*Dataset items*

★ ★ ★ ★

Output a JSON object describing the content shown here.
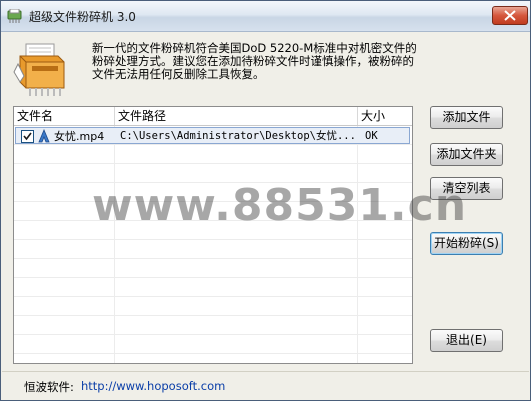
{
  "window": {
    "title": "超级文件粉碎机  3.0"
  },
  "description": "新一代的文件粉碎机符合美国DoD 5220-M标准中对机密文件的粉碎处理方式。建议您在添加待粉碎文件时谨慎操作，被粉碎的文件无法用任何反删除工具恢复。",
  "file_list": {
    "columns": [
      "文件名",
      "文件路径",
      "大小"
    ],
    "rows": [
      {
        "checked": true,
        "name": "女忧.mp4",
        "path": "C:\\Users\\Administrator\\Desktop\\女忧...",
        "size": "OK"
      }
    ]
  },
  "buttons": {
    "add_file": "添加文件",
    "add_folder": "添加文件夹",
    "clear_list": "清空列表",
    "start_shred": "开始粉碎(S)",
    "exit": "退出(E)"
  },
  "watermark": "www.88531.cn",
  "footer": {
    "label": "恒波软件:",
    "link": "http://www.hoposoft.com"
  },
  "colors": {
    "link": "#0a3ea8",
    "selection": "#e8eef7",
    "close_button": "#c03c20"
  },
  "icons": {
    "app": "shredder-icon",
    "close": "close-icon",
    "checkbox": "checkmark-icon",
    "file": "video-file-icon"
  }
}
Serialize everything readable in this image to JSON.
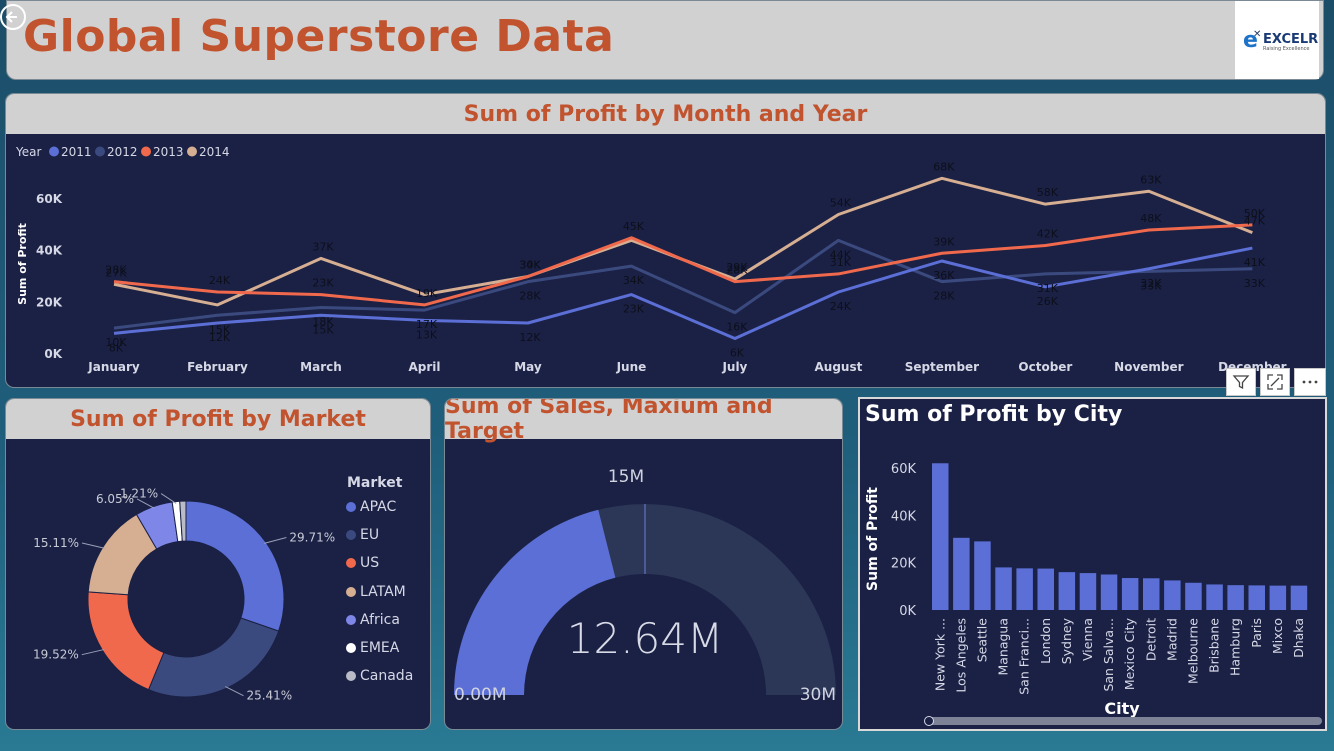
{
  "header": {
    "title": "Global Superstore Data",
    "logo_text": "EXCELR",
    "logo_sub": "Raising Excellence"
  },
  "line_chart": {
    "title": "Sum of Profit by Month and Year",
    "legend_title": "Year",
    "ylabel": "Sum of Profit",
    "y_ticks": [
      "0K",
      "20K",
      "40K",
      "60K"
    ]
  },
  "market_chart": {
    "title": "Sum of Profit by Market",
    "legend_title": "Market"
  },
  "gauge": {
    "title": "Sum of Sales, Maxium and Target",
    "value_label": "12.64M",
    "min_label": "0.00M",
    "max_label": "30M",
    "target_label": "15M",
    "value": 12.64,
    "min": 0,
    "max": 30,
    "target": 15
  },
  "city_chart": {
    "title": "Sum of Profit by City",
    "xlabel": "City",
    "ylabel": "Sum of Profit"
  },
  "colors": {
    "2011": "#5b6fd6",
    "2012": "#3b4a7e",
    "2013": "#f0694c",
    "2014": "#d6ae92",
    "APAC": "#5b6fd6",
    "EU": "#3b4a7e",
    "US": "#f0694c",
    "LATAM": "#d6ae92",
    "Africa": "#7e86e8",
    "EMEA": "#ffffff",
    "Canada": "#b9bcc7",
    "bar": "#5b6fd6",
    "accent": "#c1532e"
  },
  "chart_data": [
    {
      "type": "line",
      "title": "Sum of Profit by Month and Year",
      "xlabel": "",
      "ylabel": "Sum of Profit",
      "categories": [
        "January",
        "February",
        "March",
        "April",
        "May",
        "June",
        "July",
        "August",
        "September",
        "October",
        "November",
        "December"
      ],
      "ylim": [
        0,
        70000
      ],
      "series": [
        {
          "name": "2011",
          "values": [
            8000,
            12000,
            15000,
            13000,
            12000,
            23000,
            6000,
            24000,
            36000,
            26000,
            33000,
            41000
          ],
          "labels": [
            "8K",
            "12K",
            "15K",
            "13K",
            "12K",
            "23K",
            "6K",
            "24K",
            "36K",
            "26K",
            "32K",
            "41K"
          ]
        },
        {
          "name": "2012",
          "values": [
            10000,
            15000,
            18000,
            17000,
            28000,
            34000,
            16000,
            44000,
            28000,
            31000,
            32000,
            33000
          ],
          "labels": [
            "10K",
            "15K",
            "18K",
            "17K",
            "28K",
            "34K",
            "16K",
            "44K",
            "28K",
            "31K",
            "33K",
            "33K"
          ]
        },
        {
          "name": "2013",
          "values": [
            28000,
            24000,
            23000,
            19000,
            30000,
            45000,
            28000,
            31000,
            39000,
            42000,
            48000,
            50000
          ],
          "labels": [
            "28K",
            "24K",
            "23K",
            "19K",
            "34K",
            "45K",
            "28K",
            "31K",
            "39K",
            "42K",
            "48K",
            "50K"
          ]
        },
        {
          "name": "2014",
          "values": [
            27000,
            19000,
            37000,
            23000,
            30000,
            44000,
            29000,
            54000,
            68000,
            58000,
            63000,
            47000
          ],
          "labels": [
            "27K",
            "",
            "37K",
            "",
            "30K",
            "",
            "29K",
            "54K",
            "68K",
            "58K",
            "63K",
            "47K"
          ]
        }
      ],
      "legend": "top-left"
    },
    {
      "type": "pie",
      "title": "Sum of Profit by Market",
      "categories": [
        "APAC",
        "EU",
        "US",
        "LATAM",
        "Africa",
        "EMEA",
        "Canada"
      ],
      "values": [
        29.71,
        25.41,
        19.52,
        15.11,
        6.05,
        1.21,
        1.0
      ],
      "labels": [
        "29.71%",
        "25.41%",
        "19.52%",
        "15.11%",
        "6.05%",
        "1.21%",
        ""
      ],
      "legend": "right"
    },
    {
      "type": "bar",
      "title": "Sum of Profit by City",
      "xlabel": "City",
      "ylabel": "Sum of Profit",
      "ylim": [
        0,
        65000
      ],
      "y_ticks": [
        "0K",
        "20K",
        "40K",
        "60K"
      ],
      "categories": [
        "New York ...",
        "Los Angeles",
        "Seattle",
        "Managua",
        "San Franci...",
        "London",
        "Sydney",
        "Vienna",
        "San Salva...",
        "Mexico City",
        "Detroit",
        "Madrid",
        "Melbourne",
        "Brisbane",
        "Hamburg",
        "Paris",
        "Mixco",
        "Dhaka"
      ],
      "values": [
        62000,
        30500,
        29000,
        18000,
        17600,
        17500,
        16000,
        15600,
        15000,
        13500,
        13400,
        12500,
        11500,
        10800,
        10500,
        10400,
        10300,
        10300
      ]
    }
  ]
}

★ ★ ★ ★

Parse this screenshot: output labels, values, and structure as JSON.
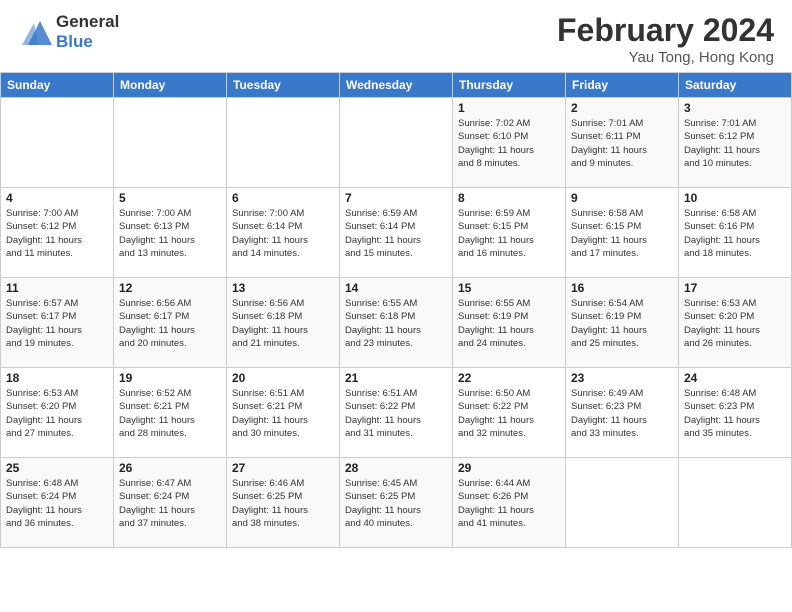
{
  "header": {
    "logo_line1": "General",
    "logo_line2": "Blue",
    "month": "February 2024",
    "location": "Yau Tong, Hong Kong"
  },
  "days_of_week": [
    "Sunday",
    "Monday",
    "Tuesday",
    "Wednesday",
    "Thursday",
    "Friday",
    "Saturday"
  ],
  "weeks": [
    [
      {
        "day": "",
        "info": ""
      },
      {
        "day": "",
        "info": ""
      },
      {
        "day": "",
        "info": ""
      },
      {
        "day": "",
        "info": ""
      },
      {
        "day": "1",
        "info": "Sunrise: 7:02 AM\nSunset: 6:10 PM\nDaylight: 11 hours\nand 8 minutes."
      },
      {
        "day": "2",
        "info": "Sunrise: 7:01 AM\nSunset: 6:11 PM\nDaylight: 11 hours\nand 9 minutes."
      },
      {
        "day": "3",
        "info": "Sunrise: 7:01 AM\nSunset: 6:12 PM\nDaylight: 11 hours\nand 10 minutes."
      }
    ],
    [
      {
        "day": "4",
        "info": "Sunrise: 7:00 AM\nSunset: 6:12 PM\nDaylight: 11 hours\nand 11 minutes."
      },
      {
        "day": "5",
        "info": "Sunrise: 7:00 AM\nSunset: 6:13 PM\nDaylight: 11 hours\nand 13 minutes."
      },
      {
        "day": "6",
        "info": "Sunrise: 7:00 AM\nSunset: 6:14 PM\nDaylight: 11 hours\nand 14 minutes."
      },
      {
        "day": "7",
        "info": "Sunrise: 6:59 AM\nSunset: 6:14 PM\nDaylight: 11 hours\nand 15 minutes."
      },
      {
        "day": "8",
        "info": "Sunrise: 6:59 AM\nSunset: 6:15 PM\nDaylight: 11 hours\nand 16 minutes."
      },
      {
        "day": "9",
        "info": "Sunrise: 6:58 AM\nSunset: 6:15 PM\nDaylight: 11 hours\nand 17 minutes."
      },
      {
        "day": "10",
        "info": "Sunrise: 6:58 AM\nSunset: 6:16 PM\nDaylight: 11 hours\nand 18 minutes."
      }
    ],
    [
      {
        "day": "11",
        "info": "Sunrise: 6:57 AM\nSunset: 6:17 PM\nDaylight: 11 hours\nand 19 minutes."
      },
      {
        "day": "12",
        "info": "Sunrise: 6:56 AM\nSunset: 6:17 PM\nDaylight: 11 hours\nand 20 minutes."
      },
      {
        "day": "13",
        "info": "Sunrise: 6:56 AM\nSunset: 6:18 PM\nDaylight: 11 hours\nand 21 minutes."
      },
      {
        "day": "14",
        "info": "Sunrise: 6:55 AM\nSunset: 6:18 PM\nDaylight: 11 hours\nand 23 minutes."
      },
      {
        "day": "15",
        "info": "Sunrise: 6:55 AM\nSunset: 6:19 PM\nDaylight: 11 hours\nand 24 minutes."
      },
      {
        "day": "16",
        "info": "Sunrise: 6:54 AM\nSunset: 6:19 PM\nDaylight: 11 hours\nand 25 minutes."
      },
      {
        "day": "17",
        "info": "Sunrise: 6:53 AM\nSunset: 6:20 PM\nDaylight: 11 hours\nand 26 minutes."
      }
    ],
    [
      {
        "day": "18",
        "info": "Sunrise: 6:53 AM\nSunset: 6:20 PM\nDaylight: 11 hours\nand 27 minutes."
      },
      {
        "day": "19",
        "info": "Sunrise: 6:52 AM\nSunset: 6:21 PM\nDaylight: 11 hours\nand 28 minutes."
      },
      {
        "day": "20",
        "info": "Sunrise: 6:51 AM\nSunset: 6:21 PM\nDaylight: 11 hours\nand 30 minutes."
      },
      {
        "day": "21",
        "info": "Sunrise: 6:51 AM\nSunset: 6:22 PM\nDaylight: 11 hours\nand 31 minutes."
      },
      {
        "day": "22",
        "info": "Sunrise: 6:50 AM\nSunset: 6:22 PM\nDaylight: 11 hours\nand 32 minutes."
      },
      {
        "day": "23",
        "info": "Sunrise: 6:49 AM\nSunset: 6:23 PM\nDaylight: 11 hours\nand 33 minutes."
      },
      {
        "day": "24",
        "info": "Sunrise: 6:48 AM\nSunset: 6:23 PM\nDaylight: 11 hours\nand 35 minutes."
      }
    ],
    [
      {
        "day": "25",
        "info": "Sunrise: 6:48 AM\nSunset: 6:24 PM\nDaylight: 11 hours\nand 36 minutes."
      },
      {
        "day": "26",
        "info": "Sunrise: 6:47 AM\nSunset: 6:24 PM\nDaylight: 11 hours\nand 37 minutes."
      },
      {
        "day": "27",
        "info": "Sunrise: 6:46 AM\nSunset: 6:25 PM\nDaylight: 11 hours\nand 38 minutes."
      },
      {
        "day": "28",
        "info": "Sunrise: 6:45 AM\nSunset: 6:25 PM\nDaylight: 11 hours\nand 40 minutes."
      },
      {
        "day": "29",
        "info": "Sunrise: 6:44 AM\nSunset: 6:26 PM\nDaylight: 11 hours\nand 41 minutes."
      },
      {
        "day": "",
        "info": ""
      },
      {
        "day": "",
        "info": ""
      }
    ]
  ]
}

★ ★ ★ ★

*WORK TO DO*
Answer with a single number: the count of lines holding the word "name".

*ANSWER TO THE TASK*
5